### Exercise
Look for the string "общего" in the lines and copy each line that has it.

### Material to process
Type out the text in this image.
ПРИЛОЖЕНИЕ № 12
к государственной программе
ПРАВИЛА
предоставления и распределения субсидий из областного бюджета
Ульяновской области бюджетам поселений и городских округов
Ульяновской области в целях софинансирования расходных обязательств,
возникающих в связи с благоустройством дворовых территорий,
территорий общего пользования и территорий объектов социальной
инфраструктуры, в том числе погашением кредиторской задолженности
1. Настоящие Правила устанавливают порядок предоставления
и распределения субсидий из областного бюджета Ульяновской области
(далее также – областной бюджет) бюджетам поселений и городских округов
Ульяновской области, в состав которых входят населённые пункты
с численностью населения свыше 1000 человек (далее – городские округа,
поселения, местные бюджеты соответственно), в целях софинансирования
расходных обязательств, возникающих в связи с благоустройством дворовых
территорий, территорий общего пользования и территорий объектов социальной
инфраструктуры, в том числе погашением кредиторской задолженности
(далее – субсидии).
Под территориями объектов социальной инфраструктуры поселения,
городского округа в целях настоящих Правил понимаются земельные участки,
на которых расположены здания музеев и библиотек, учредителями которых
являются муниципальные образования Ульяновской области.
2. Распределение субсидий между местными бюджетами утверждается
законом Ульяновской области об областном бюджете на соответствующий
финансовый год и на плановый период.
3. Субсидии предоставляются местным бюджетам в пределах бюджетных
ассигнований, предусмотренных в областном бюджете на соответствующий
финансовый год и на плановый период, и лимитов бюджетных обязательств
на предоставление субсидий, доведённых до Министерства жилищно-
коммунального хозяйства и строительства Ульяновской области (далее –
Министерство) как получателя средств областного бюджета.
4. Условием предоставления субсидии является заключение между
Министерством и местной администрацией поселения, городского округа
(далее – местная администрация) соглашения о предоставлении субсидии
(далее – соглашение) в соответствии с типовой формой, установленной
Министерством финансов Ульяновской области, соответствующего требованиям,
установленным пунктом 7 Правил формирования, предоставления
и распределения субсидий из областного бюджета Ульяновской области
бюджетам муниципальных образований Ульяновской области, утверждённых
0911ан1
* * *
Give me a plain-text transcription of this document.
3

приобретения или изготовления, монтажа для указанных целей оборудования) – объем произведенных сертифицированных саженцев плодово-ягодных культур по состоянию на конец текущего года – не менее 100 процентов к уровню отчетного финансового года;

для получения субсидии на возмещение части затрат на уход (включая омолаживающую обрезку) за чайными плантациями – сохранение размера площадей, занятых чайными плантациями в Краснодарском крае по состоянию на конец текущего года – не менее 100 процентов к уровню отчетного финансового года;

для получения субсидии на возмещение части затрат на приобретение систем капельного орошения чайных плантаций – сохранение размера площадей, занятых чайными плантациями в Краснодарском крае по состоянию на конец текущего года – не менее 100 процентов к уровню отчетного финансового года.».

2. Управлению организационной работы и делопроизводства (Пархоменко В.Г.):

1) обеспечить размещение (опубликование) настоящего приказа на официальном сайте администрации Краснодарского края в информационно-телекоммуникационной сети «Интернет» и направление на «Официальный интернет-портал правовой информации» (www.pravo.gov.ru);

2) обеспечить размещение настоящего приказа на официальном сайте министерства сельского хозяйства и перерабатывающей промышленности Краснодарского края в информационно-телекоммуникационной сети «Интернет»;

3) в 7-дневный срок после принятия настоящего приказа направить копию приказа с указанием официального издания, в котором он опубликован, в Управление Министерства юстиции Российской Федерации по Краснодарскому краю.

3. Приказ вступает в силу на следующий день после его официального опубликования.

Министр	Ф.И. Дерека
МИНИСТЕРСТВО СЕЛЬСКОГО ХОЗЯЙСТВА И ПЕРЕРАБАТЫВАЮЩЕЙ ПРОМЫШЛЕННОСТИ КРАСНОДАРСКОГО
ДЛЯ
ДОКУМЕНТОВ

### Exercise solution
территорий общего пользования и территорий объектов социальной
территорий, территорий общего пользования и территорий объектов социальной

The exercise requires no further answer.